(Entries taken from a collection)
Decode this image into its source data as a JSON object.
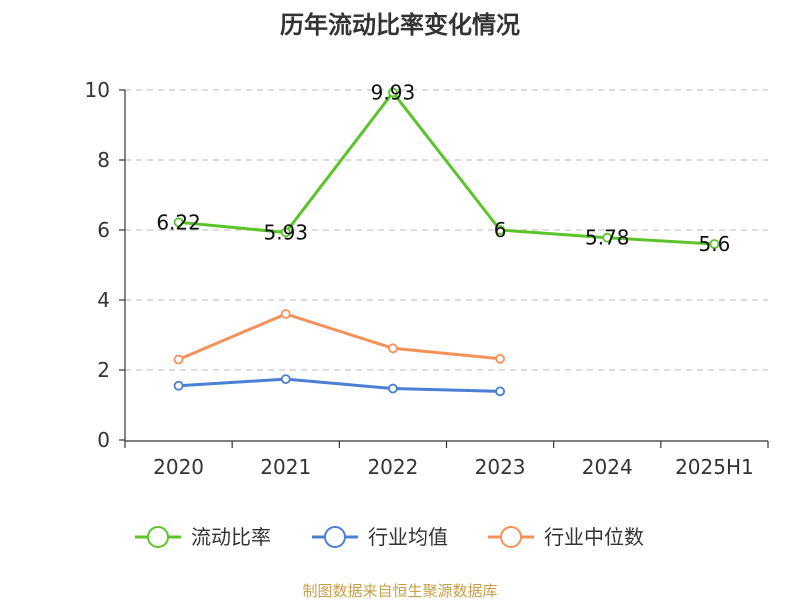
{
  "chart_data": {
    "type": "line",
    "title": "历年流动比率变化情况",
    "categories": [
      "2020",
      "2021",
      "2022",
      "2023",
      "2024",
      "2025H1"
    ],
    "ylim": [
      0,
      10
    ],
    "yticks": [
      "0",
      "2",
      "4",
      "6",
      "8",
      "10"
    ],
    "grid": true,
    "legend_position": "bottom",
    "series": [
      {
        "name": "流动比率",
        "color": "#5cc42b",
        "values": [
          6.22,
          5.93,
          9.93,
          6,
          5.78,
          5.6
        ],
        "labels": [
          "6.22",
          "5.93",
          "9.93",
          "6",
          "5.78",
          "5.6"
        ]
      },
      {
        "name": "行业均值",
        "color": "#4a7fd4",
        "values": [
          1.55,
          1.74,
          1.47,
          1.39,
          null,
          null
        ]
      },
      {
        "name": "行业中位数",
        "color": "#f8905a",
        "values": [
          2.3,
          3.6,
          2.62,
          2.32,
          null,
          null
        ]
      }
    ]
  },
  "source_text": "制图数据来自恒生聚源数据库",
  "source_color": "#c8a04a"
}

▶ **Work to complete**:
Take the listing above and restate it word for word, without its pictures.

▶ **Answer to this task**:
Decode this image into its source data as a JSON object.
{
  "chart_data": {
    "type": "line",
    "title": "历年流动比率变化情况",
    "categories": [
      "2020",
      "2021",
      "2022",
      "2023",
      "2024",
      "2025H1"
    ],
    "ylim": [
      0,
      10
    ],
    "yticks": [
      "0",
      "2",
      "4",
      "6",
      "8",
      "10"
    ],
    "grid": true,
    "legend_position": "bottom",
    "series": [
      {
        "name": "流动比率",
        "color": "#5cc42b",
        "values": [
          6.22,
          5.93,
          9.93,
          6,
          5.78,
          5.6
        ],
        "labels": [
          "6.22",
          "5.93",
          "9.93",
          "6",
          "5.78",
          "5.6"
        ]
      },
      {
        "name": "行业均值",
        "color": "#4a7fd4",
        "values": [
          1.55,
          1.74,
          1.47,
          1.39,
          null,
          null
        ]
      },
      {
        "name": "行业中位数",
        "color": "#f8905a",
        "values": [
          2.3,
          3.6,
          2.62,
          2.32,
          null,
          null
        ]
      }
    ]
  },
  "source_text": "制图数据来自恒生聚源数据库",
  "source_color": "#c8a04a"
}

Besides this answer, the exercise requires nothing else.